What to work on
Copy all records verbatim.

Figure record listings
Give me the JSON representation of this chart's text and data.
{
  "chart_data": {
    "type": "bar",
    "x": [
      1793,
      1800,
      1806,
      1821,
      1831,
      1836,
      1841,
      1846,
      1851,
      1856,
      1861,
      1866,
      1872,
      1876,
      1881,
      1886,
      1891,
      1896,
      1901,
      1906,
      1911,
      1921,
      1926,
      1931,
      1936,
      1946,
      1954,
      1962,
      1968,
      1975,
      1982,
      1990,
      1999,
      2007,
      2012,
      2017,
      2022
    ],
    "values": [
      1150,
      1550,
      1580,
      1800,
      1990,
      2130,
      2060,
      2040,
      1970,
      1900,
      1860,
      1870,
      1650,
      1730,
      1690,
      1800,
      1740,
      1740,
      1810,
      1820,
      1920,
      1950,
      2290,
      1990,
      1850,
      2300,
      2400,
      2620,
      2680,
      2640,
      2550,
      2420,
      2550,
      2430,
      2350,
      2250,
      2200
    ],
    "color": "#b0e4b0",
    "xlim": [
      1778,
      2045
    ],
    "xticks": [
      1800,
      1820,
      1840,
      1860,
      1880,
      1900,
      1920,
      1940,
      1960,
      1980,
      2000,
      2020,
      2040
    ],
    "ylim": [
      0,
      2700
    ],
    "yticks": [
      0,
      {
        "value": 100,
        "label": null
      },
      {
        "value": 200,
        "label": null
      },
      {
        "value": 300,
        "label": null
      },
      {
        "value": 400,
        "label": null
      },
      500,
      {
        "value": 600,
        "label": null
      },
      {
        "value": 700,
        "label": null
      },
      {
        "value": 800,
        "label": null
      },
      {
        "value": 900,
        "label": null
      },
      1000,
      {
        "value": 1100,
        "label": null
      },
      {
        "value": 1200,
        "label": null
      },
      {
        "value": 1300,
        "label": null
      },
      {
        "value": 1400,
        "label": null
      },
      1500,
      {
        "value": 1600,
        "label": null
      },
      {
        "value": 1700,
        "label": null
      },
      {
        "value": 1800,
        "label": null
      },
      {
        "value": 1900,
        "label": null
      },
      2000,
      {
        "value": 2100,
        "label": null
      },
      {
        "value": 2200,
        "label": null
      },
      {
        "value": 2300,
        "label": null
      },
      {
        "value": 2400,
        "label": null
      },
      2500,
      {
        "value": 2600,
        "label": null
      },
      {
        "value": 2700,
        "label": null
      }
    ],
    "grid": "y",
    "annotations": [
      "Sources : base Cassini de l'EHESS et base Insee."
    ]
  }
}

Solution
Give me the JSON representation of this chart's text and data.
{
  "chart_data": {
    "type": "bar",
    "x": [
      1793,
      1800,
      1806,
      1821,
      1831,
      1836,
      1841,
      1846,
      1851,
      1856,
      1861,
      1866,
      1872,
      1876,
      1881,
      1886,
      1891,
      1896,
      1901,
      1906,
      1911,
      1921,
      1926,
      1931,
      1936,
      1946,
      1954,
      1962,
      1968,
      1975,
      1982,
      1990,
      1999,
      2007,
      2012,
      2017,
      2022
    ],
    "values": [
      1150,
      1550,
      1580,
      1800,
      1990,
      2130,
      2060,
      2040,
      1970,
      1900,
      1860,
      1870,
      1650,
      1730,
      1690,
      1800,
      1740,
      1740,
      1810,
      1820,
      1920,
      1950,
      2290,
      1990,
      1850,
      2300,
      2400,
      2620,
      2680,
      2640,
      2550,
      2420,
      2550,
      2430,
      2350,
      2250,
      2200
    ],
    "color": "#b0e4b0",
    "xlim": [
      1778,
      2045
    ],
    "xticks": [
      1800,
      1820,
      1840,
      1860,
      1880,
      1900,
      1920,
      1940,
      1960,
      1980,
      2000,
      2020,
      2040
    ],
    "ylim": [
      0,
      2700
    ],
    "yticks": [
      0,
      {
        "value": 100,
        "label": null
      },
      {
        "value": 200,
        "label": null
      },
      {
        "value": 300,
        "label": null
      },
      {
        "value": 400,
        "label": null
      },
      500,
      {
        "value": 600,
        "label": null
      },
      {
        "value": 700,
        "label": null
      },
      {
        "value": 800,
        "label": null
      },
      {
        "value": 900,
        "label": null
      },
      1000,
      {
        "value": 1100,
        "label": null
      },
      {
        "value": 1200,
        "label": null
      },
      {
        "value": 1300,
        "label": null
      },
      {
        "value": 1400,
        "label": null
      },
      1500,
      {
        "value": 1600,
        "label": null
      },
      {
        "value": 1700,
        "label": null
      },
      {
        "value": 1800,
        "label": null
      },
      {
        "value": 1900,
        "label": null
      },
      2000,
      {
        "value": 2100,
        "label": null
      },
      {
        "value": 2200,
        "label": null
      },
      {
        "value": 2300,
        "label": null
      },
      {
        "value": 2400,
        "label": null
      },
      2500,
      {
        "value": 2600,
        "label": null
      },
      {
        "value": 2700,
        "label": null
      }
    ],
    "grid": "y",
    "annotations": [
      "Sources : base Cassini de l'EHESS et base Insee."
    ]
  }
}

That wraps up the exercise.